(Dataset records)
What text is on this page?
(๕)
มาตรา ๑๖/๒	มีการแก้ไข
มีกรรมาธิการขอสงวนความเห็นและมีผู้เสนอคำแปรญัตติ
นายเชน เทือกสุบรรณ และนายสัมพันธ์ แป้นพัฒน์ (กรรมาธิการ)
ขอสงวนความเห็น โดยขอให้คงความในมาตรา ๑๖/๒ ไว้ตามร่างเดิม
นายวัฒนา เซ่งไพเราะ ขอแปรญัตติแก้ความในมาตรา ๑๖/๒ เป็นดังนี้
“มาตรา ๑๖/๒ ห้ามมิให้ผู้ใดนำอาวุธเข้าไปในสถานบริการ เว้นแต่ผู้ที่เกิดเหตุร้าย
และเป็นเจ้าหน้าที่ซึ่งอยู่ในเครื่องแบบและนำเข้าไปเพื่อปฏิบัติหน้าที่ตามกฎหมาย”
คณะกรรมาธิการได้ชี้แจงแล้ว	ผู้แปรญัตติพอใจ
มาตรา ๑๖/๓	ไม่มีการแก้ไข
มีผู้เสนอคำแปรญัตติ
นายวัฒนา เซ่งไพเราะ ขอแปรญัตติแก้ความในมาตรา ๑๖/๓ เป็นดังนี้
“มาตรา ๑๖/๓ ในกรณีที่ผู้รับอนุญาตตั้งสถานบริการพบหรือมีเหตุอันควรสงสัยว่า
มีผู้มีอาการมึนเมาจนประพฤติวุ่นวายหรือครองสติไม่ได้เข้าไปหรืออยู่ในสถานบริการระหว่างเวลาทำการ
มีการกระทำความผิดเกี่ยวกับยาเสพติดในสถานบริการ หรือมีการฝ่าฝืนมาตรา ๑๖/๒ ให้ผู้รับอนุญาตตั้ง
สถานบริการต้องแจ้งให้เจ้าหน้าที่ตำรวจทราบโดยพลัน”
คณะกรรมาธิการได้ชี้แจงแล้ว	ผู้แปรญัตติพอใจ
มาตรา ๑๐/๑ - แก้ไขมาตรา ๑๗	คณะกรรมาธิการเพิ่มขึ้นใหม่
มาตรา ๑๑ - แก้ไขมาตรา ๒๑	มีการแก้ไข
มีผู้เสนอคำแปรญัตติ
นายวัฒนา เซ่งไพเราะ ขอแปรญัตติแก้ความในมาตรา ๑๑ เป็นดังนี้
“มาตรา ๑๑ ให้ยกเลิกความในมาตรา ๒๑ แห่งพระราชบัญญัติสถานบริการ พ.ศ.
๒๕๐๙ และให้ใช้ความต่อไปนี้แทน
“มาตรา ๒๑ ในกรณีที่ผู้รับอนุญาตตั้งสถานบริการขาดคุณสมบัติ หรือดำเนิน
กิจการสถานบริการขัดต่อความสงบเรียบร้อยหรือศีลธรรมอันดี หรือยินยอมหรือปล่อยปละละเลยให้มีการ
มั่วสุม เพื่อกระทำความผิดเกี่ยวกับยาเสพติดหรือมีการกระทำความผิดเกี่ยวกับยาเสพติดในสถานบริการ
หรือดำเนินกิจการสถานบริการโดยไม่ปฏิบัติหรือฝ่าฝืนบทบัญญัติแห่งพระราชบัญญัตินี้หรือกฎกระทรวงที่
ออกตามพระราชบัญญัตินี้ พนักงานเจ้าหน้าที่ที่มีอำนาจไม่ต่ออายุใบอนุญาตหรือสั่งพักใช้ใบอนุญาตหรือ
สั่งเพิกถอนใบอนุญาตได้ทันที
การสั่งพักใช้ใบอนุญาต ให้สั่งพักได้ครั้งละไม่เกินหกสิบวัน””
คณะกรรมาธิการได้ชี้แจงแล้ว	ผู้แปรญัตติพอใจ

:: The request ::
Retype every record above exactly as it appears.

:: Reply ::
What text is on this page?
(๕)
มาตรา ๑๖/๒	มีการแก้ไข
มีกรรมาธิการขอสงวนความเห็นและมีผู้เสนอคำแปรญัตติ
นายเชน เทือกสุบรรณ และนายสัมพันธ์ แป้นพัฒน์ (กรรมาธิการ)
ขอสงวนความเห็น โดยขอให้คงความในมาตรา ๑๖/๒ ไว้ตามร่างเดิม
นายวัฒนา เซ่งไพเราะ ขอแปรญัตติแก้ความในมาตรา ๑๖/๒ เป็นดังนี้
“มาตรา ๑๖/๒ ห้ามมิให้ผู้ใดนำอาวุธเข้าไปในสถานบริการ เว้นแต่ผู้ที่เกิดเหตุร้าย
และเป็นเจ้าหน้าที่ซึ่งอยู่ในเครื่องแบบและนำเข้าไปเพื่อปฏิบัติหน้าที่ตามกฎหมาย”
คณะกรรมาธิการได้ชี้แจงแล้ว	ผู้แปรญัตติพอใจ
มาตรา ๑๖/๓	ไม่มีการแก้ไข
มีผู้เสนอคำแปรญัตติ
นายวัฒนา เซ่งไพเราะ ขอแปรญัตติแก้ความในมาตรา ๑๖/๓ เป็นดังนี้
“มาตรา ๑๖/๓ ในกรณีที่ผู้รับอนุญาตตั้งสถานบริการพบหรือมีเหตุอันควรสงสัยว่า
มีผู้มีอาการมึนเมาจนประพฤติวุ่นวายหรือครองสติไม่ได้เข้าไปหรืออยู่ในสถานบริการระหว่างเวลาทำการ
มีการกระทำความผิดเกี่ยวกับยาเสพติดในสถานบริการ หรือมีการฝ่าฝืนมาตรา ๑๖/๒ ให้ผู้รับอนุญาตตั้ง
สถานบริการต้องแจ้งให้เจ้าหน้าที่ตำรวจทราบโดยพลัน”
คณะกรรมาธิการได้ชี้แจงแล้ว	ผู้แปรญัตติพอใจ
มาตรา ๑๐/๑ - แก้ไขมาตรา ๑๗	คณะกรรมาธิการเพิ่มขึ้นใหม่
มาตรา ๑๑ - แก้ไขมาตรา ๒๑	มีการแก้ไข
มีผู้เสนอคำแปรญัตติ
นายวัฒนา เซ่งไพเราะ ขอแปรญัตติแก้ความในมาตรา ๑๑ เป็นดังนี้
“มาตรา ๑๑ ให้ยกเลิกความในมาตรา ๒๑ แห่งพระราชบัญญัติสถานบริการ พ.ศ.
๒๕๐๙ และให้ใช้ความต่อไปนี้แทน
“มาตรา ๒๑ ในกรณีที่ผู้รับอนุญาตตั้งสถานบริการขาดคุณสมบัติ หรือดำเนิน
กิจการสถานบริการขัดต่อความสงบเรียบร้อยหรือศีลธรรมอันดี หรือยินยอมหรือปล่อยปละละเลยให้มีการ
มั่วสุม เพื่อกระทำความผิดเกี่ยวกับยาเสพติดหรือมีการกระทำความผิดเกี่ยวกับยาเสพติดในสถานบริการ
หรือดำเนินกิจการสถานบริการโดยไม่ปฏิบัติหรือฝ่าฝืนบทบัญญัติแห่งพระราชบัญญัตินี้หรือกฎกระทรวงที่
ออกตามพระราชบัญญัตินี้ พนักงานเจ้าหน้าที่ที่มีอำนาจไม่ต่ออายุใบอนุญาตหรือสั่งพักใช้ใบอนุญาตหรือ
สั่งเพิกถอนใบอนุญาตได้ทันที
การสั่งพักใช้ใบอนุญาต ให้สั่งพักได้ครั้งละไม่เกินหกสิบวัน””
คณะกรรมาธิการได้ชี้แจงแล้ว	ผู้แปรญัตติพอใจ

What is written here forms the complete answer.